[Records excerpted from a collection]
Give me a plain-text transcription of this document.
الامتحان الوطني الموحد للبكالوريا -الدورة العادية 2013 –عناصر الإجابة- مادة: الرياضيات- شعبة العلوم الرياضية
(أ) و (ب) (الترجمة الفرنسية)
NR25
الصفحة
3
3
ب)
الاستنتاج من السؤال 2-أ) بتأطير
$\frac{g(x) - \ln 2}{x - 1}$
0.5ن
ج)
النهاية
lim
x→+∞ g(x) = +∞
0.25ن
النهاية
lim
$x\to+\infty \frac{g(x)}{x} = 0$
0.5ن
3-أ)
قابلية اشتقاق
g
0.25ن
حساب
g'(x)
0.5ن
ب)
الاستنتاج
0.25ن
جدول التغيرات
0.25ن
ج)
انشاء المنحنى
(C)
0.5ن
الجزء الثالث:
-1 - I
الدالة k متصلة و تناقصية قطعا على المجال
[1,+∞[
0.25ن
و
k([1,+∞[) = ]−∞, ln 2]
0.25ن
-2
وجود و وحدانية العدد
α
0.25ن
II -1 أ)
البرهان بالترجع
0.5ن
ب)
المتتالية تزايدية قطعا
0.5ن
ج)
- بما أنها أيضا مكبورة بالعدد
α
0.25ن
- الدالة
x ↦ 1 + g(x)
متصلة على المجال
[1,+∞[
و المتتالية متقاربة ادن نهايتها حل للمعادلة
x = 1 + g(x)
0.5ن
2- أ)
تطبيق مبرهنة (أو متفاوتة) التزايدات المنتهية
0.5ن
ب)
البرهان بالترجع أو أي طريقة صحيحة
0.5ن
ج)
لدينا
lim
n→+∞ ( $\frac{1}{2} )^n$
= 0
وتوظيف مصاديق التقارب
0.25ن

__Exercise objective__
From the listing above, reproduce all the lines exactly.

__Result of this exercise__
Give me a plain-text transcription of this document.
الامتحان الوطني الموحد للبكالوريا -الدورة العادية 2013 –عناصر الإجابة- مادة: الرياضيات- شعبة العلوم الرياضية
(أ) و (ب) (الترجمة الفرنسية)
NR25
الصفحة
3
3
ب)
الاستنتاج من السؤال 2-أ) بتأطير
$\frac{g(x) - \ln 2}{x - 1}$
0.5ن
ج)
النهاية
lim
x→+∞ g(x) = +∞
0.25ن
النهاية
lim
$x\to+\infty \frac{g(x)}{x} = 0$
0.5ن
3-أ)
قابلية اشتقاق
g
0.25ن
حساب
g'(x)
0.5ن
ب)
الاستنتاج
0.25ن
جدول التغيرات
0.25ن
ج)
انشاء المنحنى
(C)
0.5ن
الجزء الثالث:
-1 - I
الدالة k متصلة و تناقصية قطعا على المجال
[1,+∞[
0.25ن
و
k([1,+∞[) = ]−∞, ln 2]
0.25ن
-2
وجود و وحدانية العدد
α
0.25ن
II -1 أ)
البرهان بالترجع
0.5ن
ب)
المتتالية تزايدية قطعا
0.5ن
ج)
- بما أنها أيضا مكبورة بالعدد
α
0.25ن
- الدالة
x ↦ 1 + g(x)
متصلة على المجال
[1,+∞[
و المتتالية متقاربة ادن نهايتها حل للمعادلة
x = 1 + g(x)
0.5ن
2- أ)
تطبيق مبرهنة (أو متفاوتة) التزايدات المنتهية
0.5ن
ب)
البرهان بالترجع أو أي طريقة صحيحة
0.5ن
ج)
لدينا
lim
n→+∞ ( $\frac{1}{2} )^n$
= 0
وتوظيف مصاديق التقارب
0.25ن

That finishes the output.